Below are some records: retype them all exactly, but not the pictures.

• **Data provided**
+ + + + + + +
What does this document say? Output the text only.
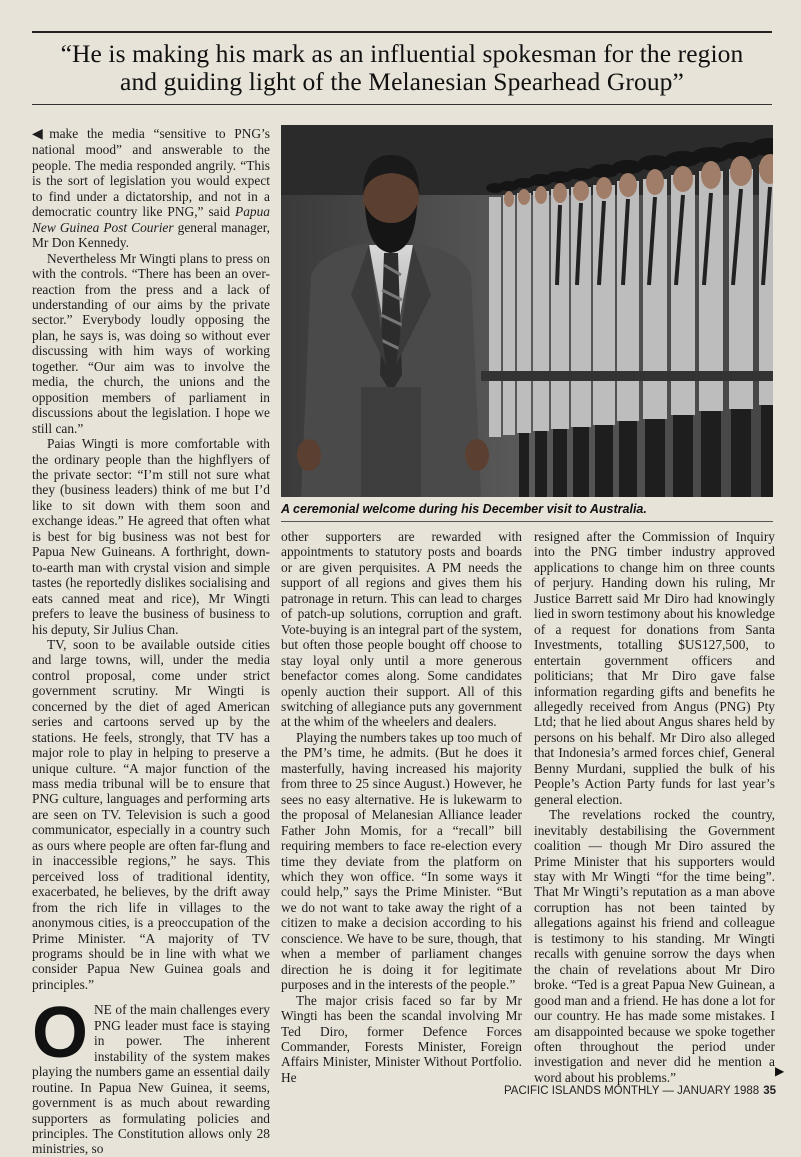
“He is making his mark as an influential spokesman for the region
and guiding light of the Melanesian Spearhead Group”

◀make the media “sensitive to PNG’s national mood” and answerable to the people. The media responded angrily. “This is the sort of legislation you would expect to find under a dictatorship, and not in a democratic country like PNG,” said Papua New Guinea Post Courier general manager, Mr Don Kennedy.

Nevertheless Mr Wingti plans to press on with the controls. “There has been an over-reaction from the press and a lack of understanding of our aims by the private sector.” Everybody loudly opposing the plan, he says is, was doing so without ever discussing with him ways of working together. “Our aim was to involve the media, the church, the unions and the opposition members of parliament in discussions about the legislation. I hope we still can.”

Paias Wingti is more comfortable with the ordinary people than the highflyers of the private sector: “I’m still not sure what they (business leaders) think of me but I’d like to sit down with them soon and exchange ideas.” He agreed that often what is best for big business was not best for Papua New Guineans. A forthright, down-to-earth man with crystal vision and simple tastes (he reportedly dislikes socialising and eats canned meat and rice), Mr Wingti prefers to leave the business of business to his deputy, Sir Julius Chan.

TV, soon to be available outside cities and large towns, will, under the media control proposal, come under strict government scrutiny. Mr Wingti is concerned by the diet of aged American series and cartoons served up by the stations. He feels, strongly, that TV has a major role to play in helping to preserve a unique culture. “A major function of the mass media tribunal will be to ensure that PNG culture, languages and performing arts are seen on TV. Television is such a good communicator, especially in a country such as ours where people are often far-flung and in inaccessible regions,” he says. This perceived loss of traditional identity, exacerbated, he believes, by the drift away from the rich life in villages to the anonymous cities, is a preoccupation of the Prime Minister. “A majority of TV programs should be in line with what we consider Papua New Guinea goals and principles.”

ONE of the main challenges every PNG leader must face is staying in power. The inherent instability of the system makes playing the numbers game an essential daily routine. In Papua New Guinea, it seems, government is as much about rewarding supporters as formulating policies and principles. The Constitution allows only 28 ministries, so

A ceremonial welcome during his December visit to Australia.

other supporters are rewarded with appointments to statutory posts and boards or are given perquisites. A PM needs the support of all regions and gives them his patronage in return. This can lead to charges of patch-up solutions, corruption and graft. Vote-buying is an integral part of the system, but often those people bought off choose to stay loyal only until a more generous benefactor comes along. Some candidates openly auction their support. All of this switching of allegiance puts any government at the whim of the wheelers and dealers.

Playing the numbers takes up too much of the PM’s time, he admits. (But he does it masterfully, having increased his majority from three to 25 since August.) However, he sees no easy alternative. He is lukewarm to the proposal of Melanesian Alliance leader Father John Momis, for a “recall” bill requiring members to face re-election every time they deviate from the platform on which they won office. “In some ways it could help,” says the Prime Minister. “But we do not want to take away the right of a citizen to make a decision according to his conscience. We have to be sure, though, that when a member of parliament changes direction he is doing it for legitimate purposes and in the interests of the people.”

The major crisis faced so far by Mr Wingti has been the scandal involving Mr Ted Diro, former Defence Forces Commander, Forests Minister, Foreign Affairs Minister, Minister Without Portfolio. He

resigned after the Commission of Inquiry into the PNG timber industry approved applications to change him on three counts of perjury. Handing down his ruling, Mr Justice Barrett said Mr Diro had knowingly lied in sworn testimony about his knowledge of a request for donations from Santa Investments, totalling $US127,500, to entertain government officers and politicians; that Mr Diro gave false information regarding gifts and benefits he allegedly received from Angus (PNG) Pty Ltd; that he lied about Angus shares held by persons on his behalf. Mr Diro also alleged that Indonesia’s armed forces chief, General Benny Murdani, supplied the bulk of his People’s Action Party funds for last year’s general election.

The revelations rocked the country, inevitably destabilising the Government coalition — though Mr Diro assured the Prime Minister that his supporters would stay with Mr Wingti “for the time being”. That Mr Wingti’s reputation as a man above corruption has not been tainted by allegations against his friend and colleague is testimony to his standing. Mr Wingti recalls with genuine sorrow the days when the chain of revelations about Mr Diro broke. “Ted is a great Papua New Guinean, a good man and a friend. He has done a lot for our country. He has made some mistakes. I am disappointed because we spoke together often throughout the period under investigation and never did he mention a word about his problems.”	▶
PACIFIC ISLANDS MONTHLY — JANUARY 1988 35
+ + + + + + +
• **Result of the task**
What does this document say? Output the text only.
“He is making his mark as an influential spokesman for the region
and guiding light of the Melanesian Spearhead Group”

◀make the media “sensitive to PNG’s national mood” and answerable to the people. The media responded angrily. “This is the sort of legislation you would expect to find under a dictatorship, and not in a democratic country like PNG,” said Papua New Guinea Post Courier general manager, Mr Don Kennedy.

Nevertheless Mr Wingti plans to press on with the controls. “There has been an over-reaction from the press and a lack of understanding of our aims by the private sector.” Everybody loudly opposing the plan, he says is, was doing so without ever discussing with him ways of working together. “Our aim was to involve the media, the church, the unions and the opposition members of parliament in discussions about the legislation. I hope we still can.”

Paias Wingti is more comfortable with the ordinary people than the highflyers of the private sector: “I’m still not sure what they (business leaders) think of me but I’d like to sit down with them soon and exchange ideas.” He agreed that often what is best for big business was not best for Papua New Guineans. A forthright, down-to-earth man with crystal vision and simple tastes (he reportedly dislikes socialising and eats canned meat and rice), Mr Wingti prefers to leave the business of business to his deputy, Sir Julius Chan.

TV, soon to be available outside cities and large towns, will, under the media control proposal, come under strict government scrutiny. Mr Wingti is concerned by the diet of aged American series and cartoons served up by the stations. He feels, strongly, that TV has a major role to play in helping to preserve a unique culture. “A major function of the mass media tribunal will be to ensure that PNG culture, languages and performing arts are seen on TV. Television is such a good communicator, especially in a country such as ours where people are often far-flung and in inaccessible regions,” he says. This perceived loss of traditional identity, exacerbated, he believes, by the drift away from the rich life in villages to the anonymous cities, is a preoccupation of the Prime Minister. “A majority of TV programs should be in line with what we consider Papua New Guinea goals and principles.”

ONE of the main challenges every PNG leader must face is staying in power. The inherent instability of the system makes playing the numbers game an essential daily routine. In Papua New Guinea, it seems, government is as much about rewarding supporters as formulating policies and principles. The Constitution allows only 28 ministries, so

A ceremonial welcome during his December visit to Australia.

other supporters are rewarded with appointments to statutory posts and boards or are given perquisites. A PM needs the support of all regions and gives them his patronage in return. This can lead to charges of patch-up solutions, corruption and graft. Vote-buying is an integral part of the system, but often those people bought off choose to stay loyal only until a more generous benefactor comes along. Some candidates openly auction their support. All of this switching of allegiance puts any government at the whim of the wheelers and dealers.

Playing the numbers takes up too much of the PM’s time, he admits. (But he does it masterfully, having increased his majority from three to 25 since August.) However, he sees no easy alternative. He is lukewarm to the proposal of Melanesian Alliance leader Father John Momis, for a “recall” bill requiring members to face re-election every time they deviate from the platform on which they won office. “In some ways it could help,” says the Prime Minister. “But we do not want to take away the right of a citizen to make a decision according to his conscience. We have to be sure, though, that when a member of parliament changes direction he is doing it for legitimate purposes and in the interests of the people.”

The major crisis faced so far by Mr Wingti has been the scandal involving Mr Ted Diro, former Defence Forces Commander, Forests Minister, Foreign Affairs Minister, Minister Without Portfolio. He

resigned after the Commission of Inquiry into the PNG timber industry approved applications to change him on three counts of perjury. Handing down his ruling, Mr Justice Barrett said Mr Diro had knowingly lied in sworn testimony about his knowledge of a request for donations from Santa Investments, totalling $US127,500, to entertain government officers and politicians; that Mr Diro gave false information regarding gifts and benefits he allegedly received from Angus (PNG) Pty Ltd; that he lied about Angus shares held by persons on his behalf. Mr Diro also alleged that Indonesia’s armed forces chief, General Benny Murdani, supplied the bulk of his People’s Action Party funds for last year’s general election.

The revelations rocked the country, inevitably destabilising the Government coalition — though Mr Diro assured the Prime Minister that his supporters would stay with Mr Wingti “for the time being”. That Mr Wingti’s reputation as a man above corruption has not been tainted by allegations against his friend and colleague is testimony to his standing. Mr Wingti recalls with genuine sorrow the days when the chain of revelations about Mr Diro broke. “Ted is a great Papua New Guinean, a good man and a friend. He has done a lot for our country. He has made some mistakes. I am disappointed because we spoke together often throughout the period under investigation and never did he mention a word about his problems.”	▶
PACIFIC ISLANDS MONTHLY — JANUARY 1988 35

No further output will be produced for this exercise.